* [TO BE DONE] Print all of the data exactly.

* [MATERIAL FOR THIS EXERCISE]
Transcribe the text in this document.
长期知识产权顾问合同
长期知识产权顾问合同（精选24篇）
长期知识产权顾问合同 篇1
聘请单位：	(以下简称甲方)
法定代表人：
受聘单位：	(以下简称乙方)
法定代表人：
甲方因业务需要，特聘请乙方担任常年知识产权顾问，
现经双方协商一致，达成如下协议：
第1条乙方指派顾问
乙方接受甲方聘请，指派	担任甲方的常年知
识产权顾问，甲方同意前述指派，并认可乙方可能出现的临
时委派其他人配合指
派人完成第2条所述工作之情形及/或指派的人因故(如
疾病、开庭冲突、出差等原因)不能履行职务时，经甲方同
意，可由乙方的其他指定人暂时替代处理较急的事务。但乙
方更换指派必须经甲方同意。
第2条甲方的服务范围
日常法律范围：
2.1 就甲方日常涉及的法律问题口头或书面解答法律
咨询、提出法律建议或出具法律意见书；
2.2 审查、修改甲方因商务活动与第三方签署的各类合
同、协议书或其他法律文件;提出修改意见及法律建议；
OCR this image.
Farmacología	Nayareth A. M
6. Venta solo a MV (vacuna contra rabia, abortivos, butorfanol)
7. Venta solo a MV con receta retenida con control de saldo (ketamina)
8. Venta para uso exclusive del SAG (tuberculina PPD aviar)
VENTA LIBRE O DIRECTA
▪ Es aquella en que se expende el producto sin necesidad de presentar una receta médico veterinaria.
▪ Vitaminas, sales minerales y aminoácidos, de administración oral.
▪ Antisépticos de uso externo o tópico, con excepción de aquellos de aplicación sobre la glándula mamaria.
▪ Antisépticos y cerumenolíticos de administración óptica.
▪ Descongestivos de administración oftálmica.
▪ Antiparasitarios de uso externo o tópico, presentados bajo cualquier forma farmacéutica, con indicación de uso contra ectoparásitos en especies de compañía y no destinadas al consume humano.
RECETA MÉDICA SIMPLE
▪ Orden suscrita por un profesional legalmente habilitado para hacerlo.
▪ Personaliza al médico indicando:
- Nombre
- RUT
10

* [SOLUTION TO THIS TASK]
Transcribe the text in this document.
长期知识产权顾问合同
长期知识产权顾问合同（精选24篇）
长期知识产权顾问合同 篇1
聘请单位：	(以下简称甲方)
法定代表人：
受聘单位：	(以下简称乙方)
法定代表人：
甲方因业务需要，特聘请乙方担任常年知识产权顾问，
现经双方协商一致，达成如下协议：
第1条乙方指派顾问
乙方接受甲方聘请，指派	担任甲方的常年知
识产权顾问，甲方同意前述指派，并认可乙方可能出现的临
时委派其他人配合指
派人完成第2条所述工作之情形及/或指派的人因故(如
疾病、开庭冲突、出差等原因)不能履行职务时，经甲方同
意，可由乙方的其他指定人暂时替代处理较急的事务。但乙
方更换指派必须经甲方同意。
第2条甲方的服务范围
日常法律范围：
2.1 就甲方日常涉及的法律问题口头或书面解答法律
咨询、提出法律建议或出具法律意见书；
2.2 审查、修改甲方因商务活动与第三方签署的各类合
同、协议书或其他法律文件;提出修改意见及法律建议；
OCR this image.
Farmacología	Nayareth A. M
6. Venta solo a MV (vacuna contra rabia, abortivos, butorfanol)
7. Venta solo a MV con receta retenida con control de saldo (ketamina)
8. Venta para uso exclusive del SAG (tuberculina PPD aviar)
VENTA LIBRE O DIRECTA
▪ Es aquella en que se expende el producto sin necesidad de presentar una receta médico veterinaria.
▪ Vitaminas, sales minerales y aminoácidos, de administración oral.
▪ Antisépticos de uso externo o tópico, con excepción de aquellos de aplicación sobre la glándula mamaria.
▪ Antisépticos y cerumenolíticos de administración óptica.
▪ Descongestivos de administración oftálmica.
▪ Antiparasitarios de uso externo o tópico, presentados bajo cualquier forma farmacéutica, con indicación de uso contra ectoparásitos en especies de compañía y no destinadas al consume humano.
RECETA MÉDICA SIMPLE
▪ Orden suscrita por un profesional legalmente habilitado para hacerlo.
▪ Personaliza al médico indicando:
- Nombre
- RUT
10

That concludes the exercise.